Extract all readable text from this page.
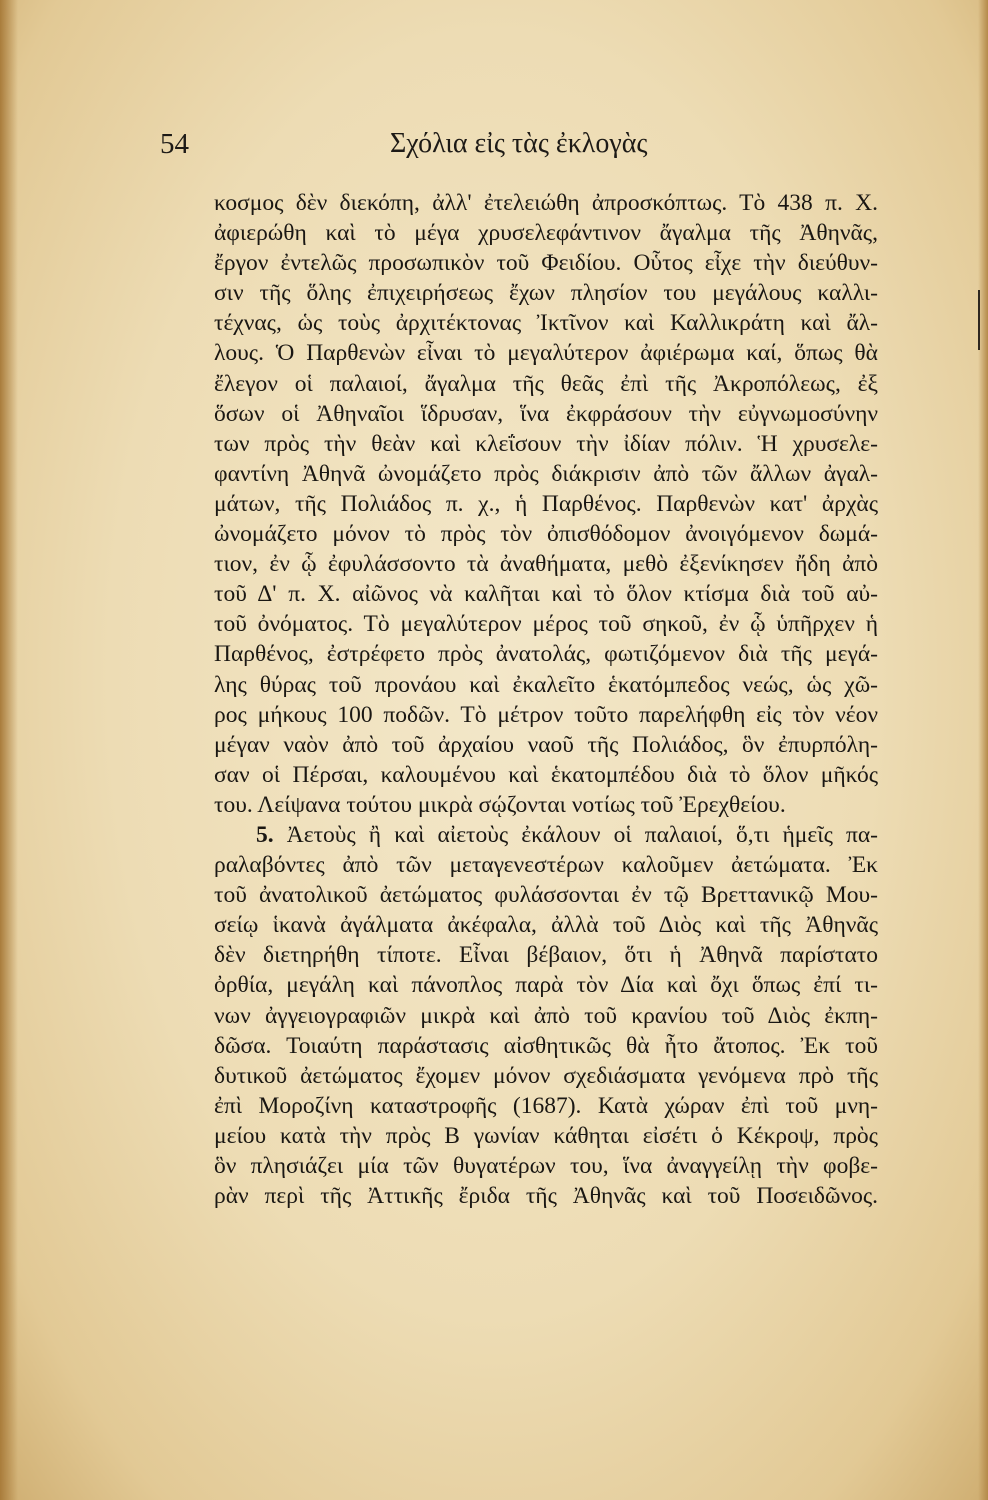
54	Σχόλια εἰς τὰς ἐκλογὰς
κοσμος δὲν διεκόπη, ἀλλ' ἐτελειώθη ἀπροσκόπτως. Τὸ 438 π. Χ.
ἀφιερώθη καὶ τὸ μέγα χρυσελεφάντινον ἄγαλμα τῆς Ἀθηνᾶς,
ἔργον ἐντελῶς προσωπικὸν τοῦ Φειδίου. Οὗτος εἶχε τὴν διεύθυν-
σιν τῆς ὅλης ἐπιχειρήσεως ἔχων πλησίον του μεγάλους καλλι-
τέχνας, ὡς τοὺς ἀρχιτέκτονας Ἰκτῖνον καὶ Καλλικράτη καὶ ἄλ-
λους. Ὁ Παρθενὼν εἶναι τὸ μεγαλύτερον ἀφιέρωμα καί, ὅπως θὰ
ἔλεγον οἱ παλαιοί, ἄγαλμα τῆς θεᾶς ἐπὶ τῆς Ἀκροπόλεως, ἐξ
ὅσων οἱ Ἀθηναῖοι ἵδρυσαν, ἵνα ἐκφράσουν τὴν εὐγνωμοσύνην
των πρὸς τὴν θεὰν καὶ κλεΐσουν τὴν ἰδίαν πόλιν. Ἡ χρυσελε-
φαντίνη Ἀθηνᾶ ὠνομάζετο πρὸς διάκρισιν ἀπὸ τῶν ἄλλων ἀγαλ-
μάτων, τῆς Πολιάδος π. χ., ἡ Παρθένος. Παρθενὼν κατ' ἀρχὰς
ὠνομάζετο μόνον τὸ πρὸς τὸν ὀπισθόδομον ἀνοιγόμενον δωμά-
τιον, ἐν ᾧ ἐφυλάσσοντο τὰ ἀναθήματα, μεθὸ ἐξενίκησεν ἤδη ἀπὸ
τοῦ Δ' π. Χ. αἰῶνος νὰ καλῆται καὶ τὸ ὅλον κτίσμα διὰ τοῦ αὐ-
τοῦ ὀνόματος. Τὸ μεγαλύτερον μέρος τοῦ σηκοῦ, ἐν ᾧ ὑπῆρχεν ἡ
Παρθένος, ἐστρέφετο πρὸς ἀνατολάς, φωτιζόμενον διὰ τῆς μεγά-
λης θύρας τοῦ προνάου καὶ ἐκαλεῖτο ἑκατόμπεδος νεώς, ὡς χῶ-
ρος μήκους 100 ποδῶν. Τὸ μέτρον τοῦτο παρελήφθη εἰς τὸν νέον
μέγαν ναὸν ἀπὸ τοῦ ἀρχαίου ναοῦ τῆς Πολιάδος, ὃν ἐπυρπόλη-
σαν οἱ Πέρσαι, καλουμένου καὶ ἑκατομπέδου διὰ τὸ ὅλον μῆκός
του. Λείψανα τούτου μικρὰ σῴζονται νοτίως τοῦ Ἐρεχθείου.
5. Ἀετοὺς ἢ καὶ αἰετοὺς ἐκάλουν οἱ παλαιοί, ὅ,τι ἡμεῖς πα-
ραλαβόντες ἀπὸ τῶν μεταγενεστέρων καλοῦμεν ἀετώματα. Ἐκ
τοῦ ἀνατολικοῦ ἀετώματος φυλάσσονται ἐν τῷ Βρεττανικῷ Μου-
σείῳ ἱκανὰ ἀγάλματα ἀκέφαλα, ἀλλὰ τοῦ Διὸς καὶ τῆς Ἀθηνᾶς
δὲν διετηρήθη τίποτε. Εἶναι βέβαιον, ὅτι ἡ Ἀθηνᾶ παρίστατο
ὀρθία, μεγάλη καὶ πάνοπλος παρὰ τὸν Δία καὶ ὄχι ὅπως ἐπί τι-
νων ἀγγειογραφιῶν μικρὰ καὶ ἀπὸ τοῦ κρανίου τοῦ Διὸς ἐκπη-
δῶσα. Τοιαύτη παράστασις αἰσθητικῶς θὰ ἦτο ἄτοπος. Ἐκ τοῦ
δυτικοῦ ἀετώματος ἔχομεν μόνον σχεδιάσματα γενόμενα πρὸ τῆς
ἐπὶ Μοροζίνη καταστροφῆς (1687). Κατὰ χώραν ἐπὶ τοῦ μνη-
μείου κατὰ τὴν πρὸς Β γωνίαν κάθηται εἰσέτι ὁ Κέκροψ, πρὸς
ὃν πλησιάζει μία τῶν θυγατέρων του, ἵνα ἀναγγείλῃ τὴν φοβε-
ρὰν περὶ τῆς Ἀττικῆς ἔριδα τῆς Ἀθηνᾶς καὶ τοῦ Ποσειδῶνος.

........

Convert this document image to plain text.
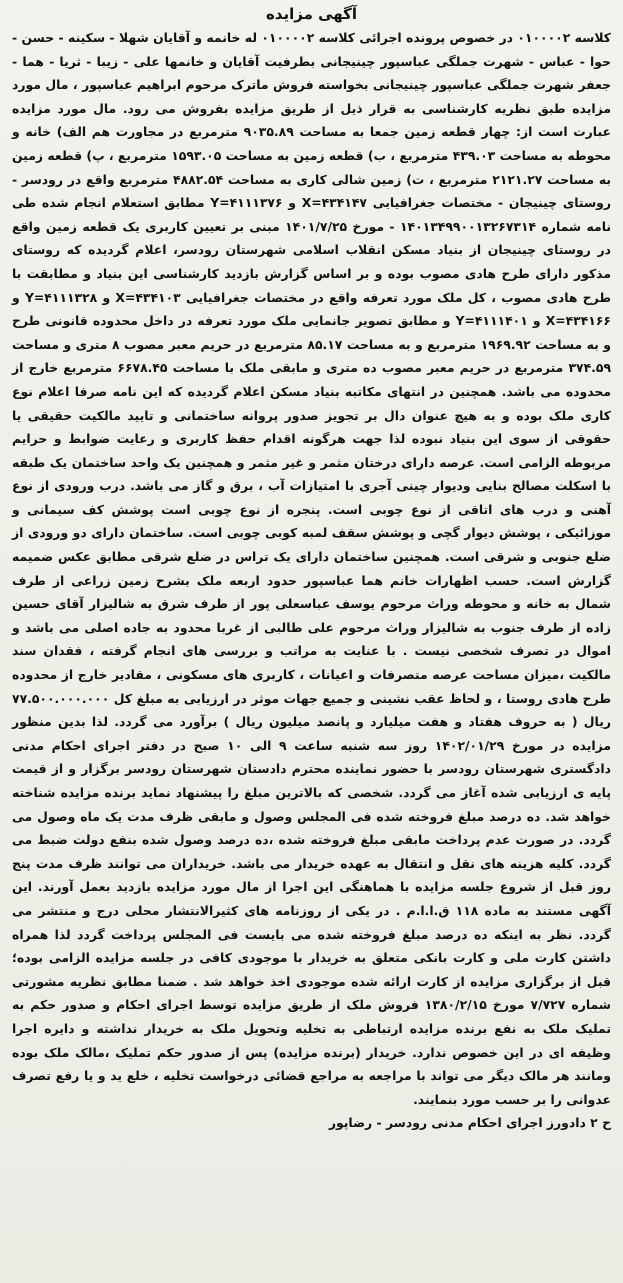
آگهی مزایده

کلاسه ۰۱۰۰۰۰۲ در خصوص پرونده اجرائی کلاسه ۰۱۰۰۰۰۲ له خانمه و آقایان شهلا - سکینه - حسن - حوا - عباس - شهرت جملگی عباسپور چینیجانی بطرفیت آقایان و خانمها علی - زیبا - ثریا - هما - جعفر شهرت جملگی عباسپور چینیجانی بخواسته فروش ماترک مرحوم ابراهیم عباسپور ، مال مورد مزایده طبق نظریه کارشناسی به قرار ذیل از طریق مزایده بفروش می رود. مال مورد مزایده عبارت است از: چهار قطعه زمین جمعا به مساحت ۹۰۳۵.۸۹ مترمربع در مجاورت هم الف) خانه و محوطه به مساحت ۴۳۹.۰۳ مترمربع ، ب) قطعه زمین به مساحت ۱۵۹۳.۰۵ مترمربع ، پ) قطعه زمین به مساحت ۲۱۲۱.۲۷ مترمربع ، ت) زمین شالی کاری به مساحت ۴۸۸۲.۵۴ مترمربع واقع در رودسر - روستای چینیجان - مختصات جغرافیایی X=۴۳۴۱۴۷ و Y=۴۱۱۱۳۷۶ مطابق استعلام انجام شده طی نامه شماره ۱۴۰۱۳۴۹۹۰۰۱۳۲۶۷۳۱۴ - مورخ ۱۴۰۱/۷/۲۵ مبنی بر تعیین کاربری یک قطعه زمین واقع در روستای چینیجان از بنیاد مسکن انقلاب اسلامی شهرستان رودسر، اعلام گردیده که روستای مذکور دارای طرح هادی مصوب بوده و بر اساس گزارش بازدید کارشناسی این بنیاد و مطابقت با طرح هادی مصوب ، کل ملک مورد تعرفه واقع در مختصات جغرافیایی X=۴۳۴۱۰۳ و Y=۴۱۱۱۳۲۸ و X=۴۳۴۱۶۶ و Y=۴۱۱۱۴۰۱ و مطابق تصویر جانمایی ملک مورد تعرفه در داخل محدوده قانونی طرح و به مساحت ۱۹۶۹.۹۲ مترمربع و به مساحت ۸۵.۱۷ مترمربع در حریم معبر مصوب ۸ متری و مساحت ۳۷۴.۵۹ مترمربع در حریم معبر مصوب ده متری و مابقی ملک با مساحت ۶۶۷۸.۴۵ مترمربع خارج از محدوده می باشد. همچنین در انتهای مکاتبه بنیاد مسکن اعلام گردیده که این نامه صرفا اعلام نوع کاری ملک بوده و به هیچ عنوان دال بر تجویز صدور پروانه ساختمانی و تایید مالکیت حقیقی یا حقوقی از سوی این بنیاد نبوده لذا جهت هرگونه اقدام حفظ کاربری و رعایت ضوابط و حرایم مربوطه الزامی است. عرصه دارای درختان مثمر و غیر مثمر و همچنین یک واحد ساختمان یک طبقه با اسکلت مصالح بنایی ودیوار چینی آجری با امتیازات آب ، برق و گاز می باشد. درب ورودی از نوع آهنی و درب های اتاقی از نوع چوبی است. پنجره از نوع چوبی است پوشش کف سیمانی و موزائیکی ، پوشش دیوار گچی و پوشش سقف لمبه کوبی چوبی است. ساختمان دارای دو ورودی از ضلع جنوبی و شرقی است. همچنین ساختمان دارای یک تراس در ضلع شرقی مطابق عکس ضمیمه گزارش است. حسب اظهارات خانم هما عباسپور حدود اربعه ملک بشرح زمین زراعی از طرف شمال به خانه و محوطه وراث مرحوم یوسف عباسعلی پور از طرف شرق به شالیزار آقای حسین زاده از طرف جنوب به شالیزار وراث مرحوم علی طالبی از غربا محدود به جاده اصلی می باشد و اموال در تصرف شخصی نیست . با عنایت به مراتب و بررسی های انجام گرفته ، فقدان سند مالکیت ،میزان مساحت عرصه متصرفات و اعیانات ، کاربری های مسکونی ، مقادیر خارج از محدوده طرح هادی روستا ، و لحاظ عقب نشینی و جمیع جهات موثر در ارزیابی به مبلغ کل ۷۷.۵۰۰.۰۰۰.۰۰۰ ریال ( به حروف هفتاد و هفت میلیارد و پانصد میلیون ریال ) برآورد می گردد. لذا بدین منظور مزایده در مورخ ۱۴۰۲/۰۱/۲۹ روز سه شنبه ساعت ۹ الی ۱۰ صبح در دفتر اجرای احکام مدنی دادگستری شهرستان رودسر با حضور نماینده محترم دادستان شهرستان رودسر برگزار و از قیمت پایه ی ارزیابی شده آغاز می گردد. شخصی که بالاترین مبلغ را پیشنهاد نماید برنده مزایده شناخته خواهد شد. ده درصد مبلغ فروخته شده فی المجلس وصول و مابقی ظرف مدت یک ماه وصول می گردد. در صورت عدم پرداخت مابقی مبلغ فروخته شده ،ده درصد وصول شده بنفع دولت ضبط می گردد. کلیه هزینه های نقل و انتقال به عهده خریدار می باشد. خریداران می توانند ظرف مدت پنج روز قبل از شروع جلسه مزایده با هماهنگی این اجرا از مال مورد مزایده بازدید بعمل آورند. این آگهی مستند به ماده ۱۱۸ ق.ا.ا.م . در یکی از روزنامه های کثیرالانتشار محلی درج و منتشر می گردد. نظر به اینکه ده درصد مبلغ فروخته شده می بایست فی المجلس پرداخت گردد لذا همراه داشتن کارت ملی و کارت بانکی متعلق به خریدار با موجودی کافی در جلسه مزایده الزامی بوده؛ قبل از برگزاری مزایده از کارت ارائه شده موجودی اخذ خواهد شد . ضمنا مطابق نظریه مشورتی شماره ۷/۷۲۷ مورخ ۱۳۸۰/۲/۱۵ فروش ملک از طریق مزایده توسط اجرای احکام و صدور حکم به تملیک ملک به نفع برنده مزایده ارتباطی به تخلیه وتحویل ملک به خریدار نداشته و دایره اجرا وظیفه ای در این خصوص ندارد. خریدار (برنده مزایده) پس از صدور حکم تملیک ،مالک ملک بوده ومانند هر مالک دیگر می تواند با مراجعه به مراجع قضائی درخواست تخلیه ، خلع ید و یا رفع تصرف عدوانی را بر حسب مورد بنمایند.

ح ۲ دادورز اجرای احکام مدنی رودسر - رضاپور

........

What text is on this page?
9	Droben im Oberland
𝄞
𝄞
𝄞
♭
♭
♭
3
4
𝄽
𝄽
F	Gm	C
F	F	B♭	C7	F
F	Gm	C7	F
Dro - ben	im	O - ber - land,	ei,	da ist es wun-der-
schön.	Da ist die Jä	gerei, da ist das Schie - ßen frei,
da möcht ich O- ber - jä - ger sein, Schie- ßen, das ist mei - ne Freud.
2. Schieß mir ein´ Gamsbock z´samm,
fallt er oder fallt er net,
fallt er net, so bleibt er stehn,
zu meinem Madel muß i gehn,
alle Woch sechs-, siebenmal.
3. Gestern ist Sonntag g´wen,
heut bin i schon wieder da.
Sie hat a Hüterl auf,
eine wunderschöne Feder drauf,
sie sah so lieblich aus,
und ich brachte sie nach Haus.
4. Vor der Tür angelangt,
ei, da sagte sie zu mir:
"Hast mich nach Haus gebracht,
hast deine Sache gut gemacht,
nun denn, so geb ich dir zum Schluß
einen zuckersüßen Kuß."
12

........

TASK DESCRIPTION » Show all lines from the data above in which the word "ὅλον" appears.

REPLY TO THE EXERCISE »
τοῦ Δ' π. Χ. αἰῶνος νὰ καλῆται καὶ τὸ ὅλον κτίσμα διὰ τοῦ αὐ-
σαν οἱ Πέρσαι, καλουμένου καὶ ἑκατομπέδου διὰ τὸ ὅλον μῆκός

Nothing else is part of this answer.